── INFORMATION GIVEN ──

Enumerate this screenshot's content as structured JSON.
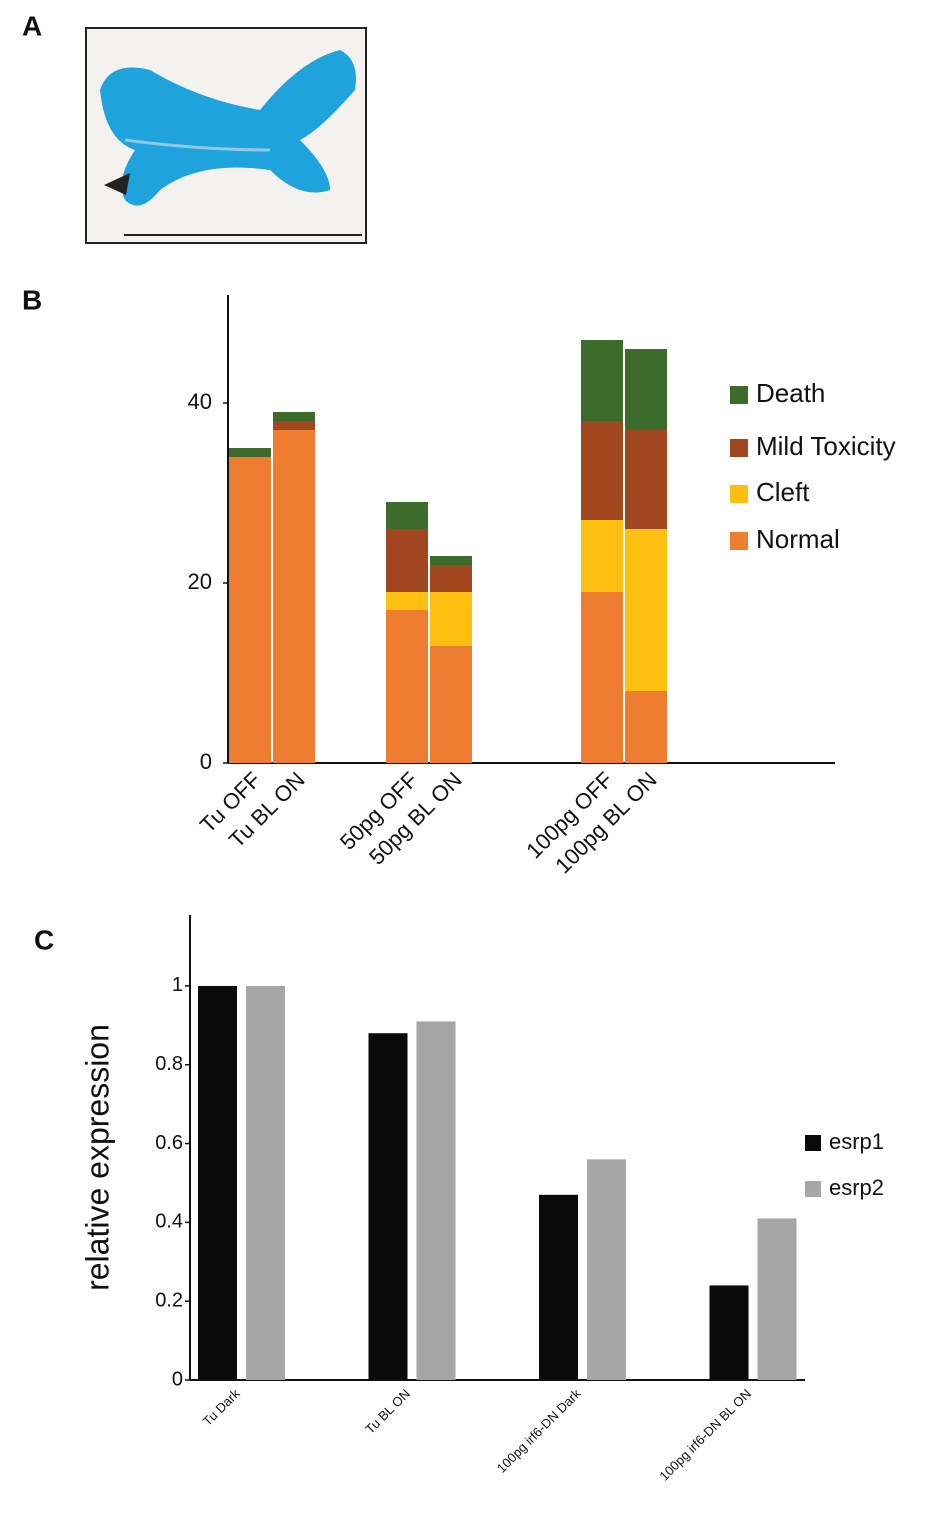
{
  "panel_labels": [
    "A",
    "B",
    "C"
  ],
  "chart_data": [
    {
      "type": "bar",
      "stacked": true,
      "categories": [
        "Tu OFF",
        "Tu BL ON",
        "50pg OFF",
        "50pg BL ON",
        "100pg OFF",
        "100pg BL ON"
      ],
      "series": [
        {
          "name": "Normal",
          "color": "#ef7d31",
          "values": [
            34,
            37,
            17,
            13,
            19,
            8
          ]
        },
        {
          "name": "Cleft",
          "color": "#fdc010",
          "values": [
            0,
            0,
            2,
            6,
            8,
            18
          ]
        },
        {
          "name": "Mild Toxicity",
          "color": "#a0471f",
          "values": [
            0,
            1,
            7,
            3,
            11,
            11
          ]
        },
        {
          "name": "Death",
          "color": "#3d6b2c",
          "values": [
            1,
            1,
            3,
            1,
            9,
            9
          ]
        }
      ],
      "ylim": [
        0,
        52
      ],
      "yticks": [
        0,
        20,
        40
      ],
      "legend": "right"
    },
    {
      "type": "bar",
      "stacked": false,
      "y_label": "relative expression",
      "categories": [
        "Tu Dark",
        "Tu BL ON",
        "100pg irf6-DN Dark",
        "100pg irf6-DN BL ON"
      ],
      "series": [
        {
          "name": "esrp1",
          "color": "#0a0a0a",
          "values": [
            1,
            0.88,
            0.47,
            0.24
          ]
        },
        {
          "name": "esrp2",
          "color": "#a6a6a6",
          "values": [
            1,
            0.91,
            0.56,
            0.41
          ]
        }
      ],
      "ylim": [
        0,
        1.18
      ],
      "yticks": [
        0,
        0.2,
        0.4,
        0.6,
        0.8,
        1
      ],
      "legend": "right"
    }
  ]
}
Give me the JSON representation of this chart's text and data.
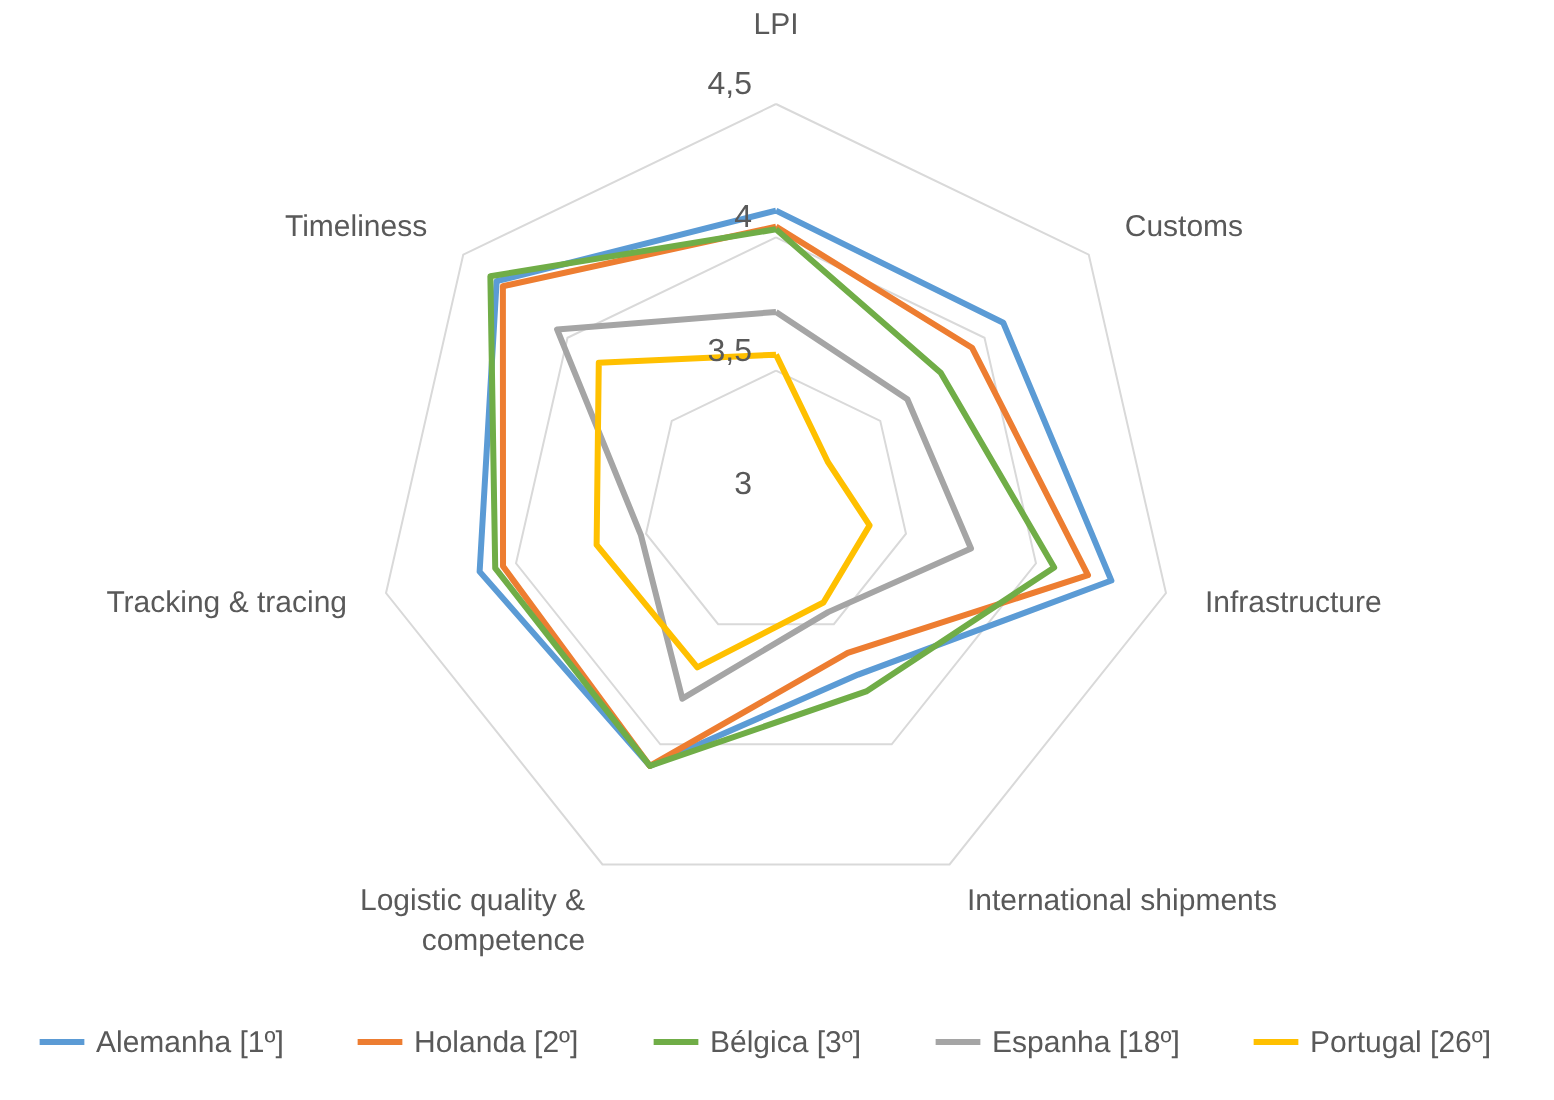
{
  "chart_data": {
    "type": "radar",
    "categories": [
      "LPI",
      "Customs",
      "Infrastructure",
      "International shipments",
      "Logistic quality & competence",
      "Tracking & tracing",
      "Timeliness"
    ],
    "series": [
      {
        "name": "Alemanha [1º]",
        "color": "#5b9bd5",
        "values": [
          4.1,
          4.09,
          4.29,
          3.71,
          4.09,
          4.14,
          4.34
        ]
      },
      {
        "name": "Holanda [2º]",
        "color": "#ed7d31",
        "values": [
          4.04,
          3.94,
          4.2,
          3.62,
          4.09,
          4.05,
          4.31
        ]
      },
      {
        "name": "Bélgica [3º]",
        "color": "#70ad47",
        "values": [
          4.03,
          3.79,
          4.07,
          3.78,
          4.09,
          4.08,
          4.37
        ]
      },
      {
        "name": "Espanha [18º]",
        "color": "#a5a5a5",
        "values": [
          3.72,
          3.63,
          3.75,
          3.45,
          3.81,
          3.52,
          4.05
        ]
      },
      {
        "name": "Portugal [26º]",
        "color": "#ffc000",
        "values": [
          3.56,
          3.25,
          3.36,
          3.41,
          3.68,
          3.69,
          3.85
        ]
      }
    ],
    "ylim": [
      3,
      4.5
    ],
    "yticks": [
      {
        "value": 3,
        "label": "3"
      },
      {
        "value": 3.5,
        "label": "3,5"
      },
      {
        "value": 4,
        "label": "4"
      },
      {
        "value": 4.5,
        "label": "4,5"
      }
    ],
    "grid": true,
    "legend": "bottom"
  }
}
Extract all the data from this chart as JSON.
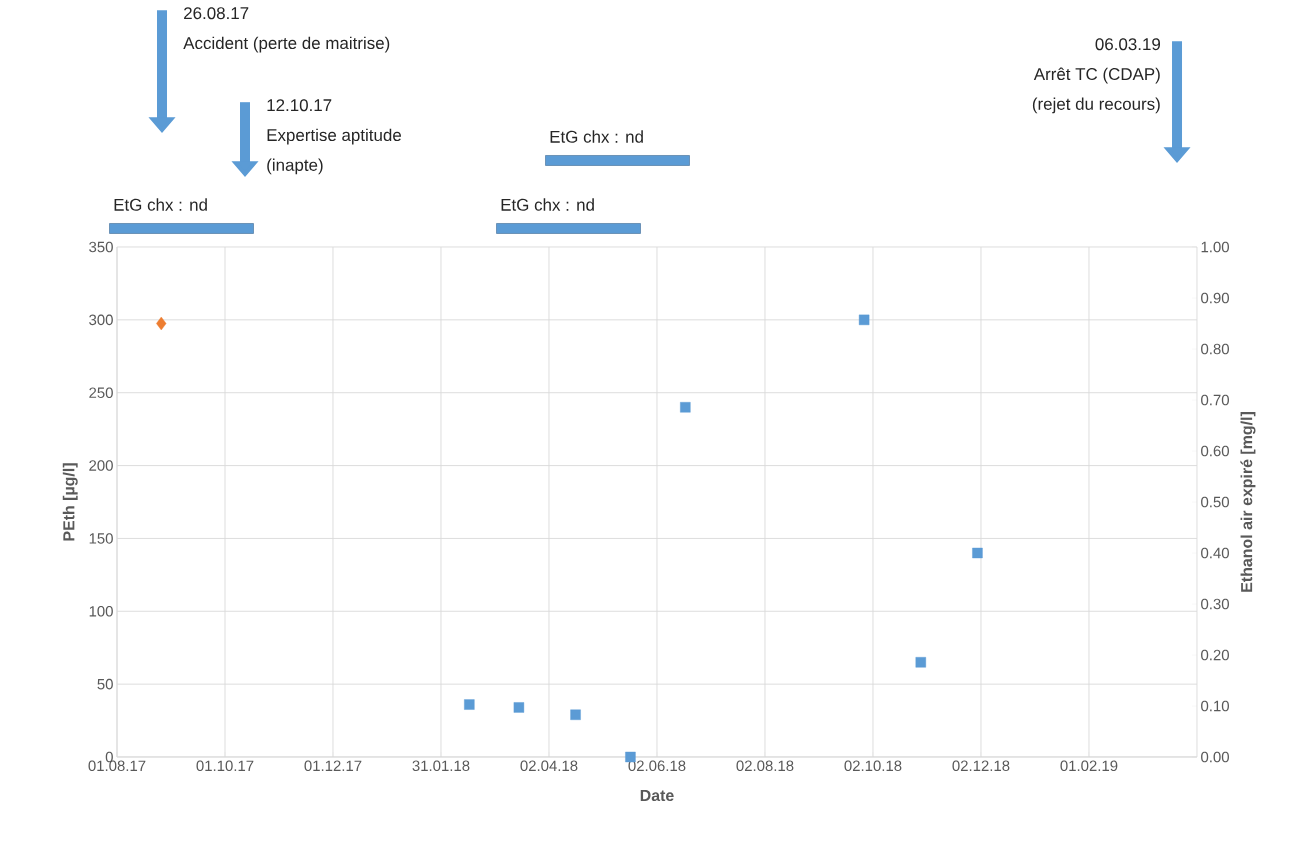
{
  "chart_data": {
    "type": "scatter",
    "xlabel": "Date",
    "ylabel": "PEth [µg/l]",
    "y2label": "Ethanol air expiré [mg/l]",
    "series": [
      {
        "color": "#5b9bd5",
        "marker": "square",
        "x": [
          "2018-02-16",
          "2018-03-16",
          "2018-04-17",
          "2018-05-18",
          "2018-06-18",
          "2018-09-27",
          "2018-10-29",
          "2018-11-30"
        ],
        "values": [
          36,
          34,
          29,
          0,
          240,
          300,
          65,
          140
        ]
      },
      {
        "color": "#ed7d31",
        "marker": "diamond",
        "axis": "y2",
        "x": [
          "2017-08-26"
        ],
        "values": [
          0.85
        ]
      }
    ],
    "xlim": [
      "2017-08-01",
      "2019-04-03"
    ],
    "xticks": [
      {
        "value": "2017-08-01",
        "label": "01.08.17"
      },
      {
        "value": "2017-10-01",
        "label": "01.10.17"
      },
      {
        "value": "2017-12-01",
        "label": "01.12.17"
      },
      {
        "value": "2018-01-31",
        "label": "31.01.18"
      },
      {
        "value": "2018-04-02",
        "label": "02.04.18"
      },
      {
        "value": "2018-06-02",
        "label": "02.06.18"
      },
      {
        "value": "2018-08-02",
        "label": "02.08.18"
      },
      {
        "value": "2018-10-02",
        "label": "02.10.18"
      },
      {
        "value": "2018-12-02",
        "label": "02.12.18"
      },
      {
        "value": "2019-02-01",
        "label": "01.02.19"
      }
    ],
    "ylim": [
      0,
      350
    ],
    "yticks": [
      0,
      50,
      100,
      150,
      200,
      250,
      300,
      350
    ],
    "y2lim": [
      0,
      1
    ],
    "y2ticks": [
      {
        "value": 0,
        "label": "0.00"
      },
      {
        "value": 0.1,
        "label": "0.10"
      },
      {
        "value": 0.2,
        "label": "0.20"
      },
      {
        "value": 0.3,
        "label": "0.30"
      },
      {
        "value": 0.4,
        "label": "0.40"
      },
      {
        "value": 0.5,
        "label": "0.50"
      },
      {
        "value": 0.6,
        "label": "0.60"
      },
      {
        "value": 0.7,
        "label": "0.70"
      },
      {
        "value": 0.8,
        "label": "0.80"
      },
      {
        "value": 0.9,
        "label": "0.90"
      },
      {
        "value": 1,
        "label": "1.00"
      }
    ],
    "grid": true,
    "annotations": [
      "26.08.17",
      "Accident (perte de maitrise)",
      "12.10.17",
      "Expertise aptitude",
      "(inapte)",
      "06.03.19",
      "Arrêt TC (CDAP)",
      "(rejet du recours)",
      "EtG chx : nd",
      "EtG chx : nd",
      "EtG chx : nd"
    ]
  }
}
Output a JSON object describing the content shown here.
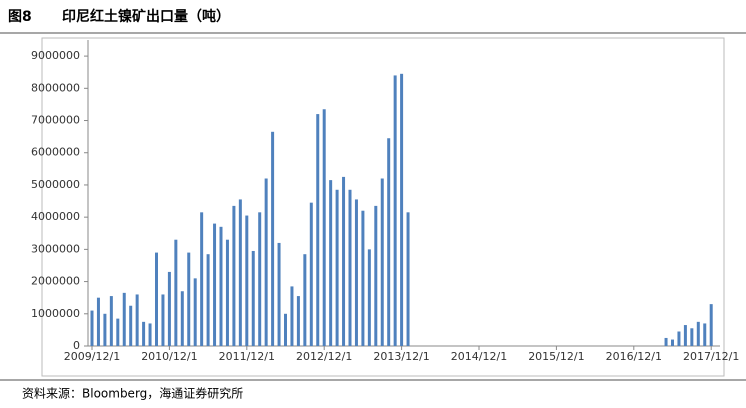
{
  "chart_data": {
    "type": "bar",
    "figure_label": "图8",
    "title": "印尼红土镍矿出口量（吨）",
    "source": "资料来源：Bloomberg，海通证券研究所",
    "categories": [
      "2009/12/1",
      null,
      null,
      null,
      null,
      null,
      null,
      null,
      null,
      null,
      null,
      null,
      "2010/12/1",
      null,
      null,
      null,
      null,
      null,
      null,
      null,
      null,
      null,
      null,
      null,
      "2011/12/1",
      null,
      null,
      null,
      null,
      null,
      null,
      null,
      null,
      null,
      null,
      null,
      "2012/12/1",
      null,
      null,
      null,
      null,
      null,
      null,
      null,
      null,
      null,
      null,
      null,
      "2013/12/1",
      null,
      null,
      null,
      null,
      null,
      null,
      null,
      null,
      null,
      null,
      null,
      "2014/12/1",
      null,
      null,
      null,
      null,
      null,
      null,
      null,
      null,
      null,
      null,
      null,
      "2015/12/1",
      null,
      null,
      null,
      null,
      null,
      null,
      null,
      null,
      null,
      null,
      null,
      "2016/12/1",
      null,
      null,
      null,
      null,
      null,
      null,
      null,
      null,
      null,
      null,
      null,
      "2017/12/1"
    ],
    "values": [
      1100000,
      1500000,
      1000000,
      1550000,
      850000,
      1650000,
      1250000,
      1600000,
      750000,
      700000,
      2900000,
      1600000,
      2300000,
      3300000,
      1700000,
      2900000,
      2100000,
      4150000,
      2850000,
      3800000,
      3700000,
      3300000,
      4350000,
      4550000,
      4050000,
      2950000,
      4150000,
      5200000,
      6650000,
      3200000,
      1000000,
      1850000,
      1550000,
      2850000,
      4450000,
      7200000,
      7350000,
      5150000,
      4850000,
      5250000,
      4850000,
      4550000,
      4200000,
      3000000,
      4350000,
      5200000,
      6450000,
      8400000,
      8450000,
      4150000,
      0,
      0,
      0,
      0,
      0,
      0,
      0,
      0,
      0,
      0,
      0,
      0,
      0,
      0,
      0,
      0,
      0,
      0,
      0,
      0,
      0,
      0,
      0,
      0,
      0,
      0,
      0,
      0,
      0,
      0,
      0,
      0,
      0,
      0,
      0,
      0,
      0,
      0,
      0,
      250000,
      200000,
      450000,
      650000,
      550000,
      750000,
      700000,
      1300000
    ],
    "color": "#4f81bd",
    "ylim": [
      0,
      9500000
    ],
    "yticks": [
      0,
      1000000,
      2000000,
      3000000,
      4000000,
      5000000,
      6000000,
      7000000,
      8000000,
      9000000
    ],
    "grid": false
  }
}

───

TASK REQUIREMENTS - Which lines of the material contain the string "content"? List each of them.

SOLUTION TO THIS PROBLEM -
Enumerate this screenshot's content as structured JSON.
Output a JSON object describing the content shown here.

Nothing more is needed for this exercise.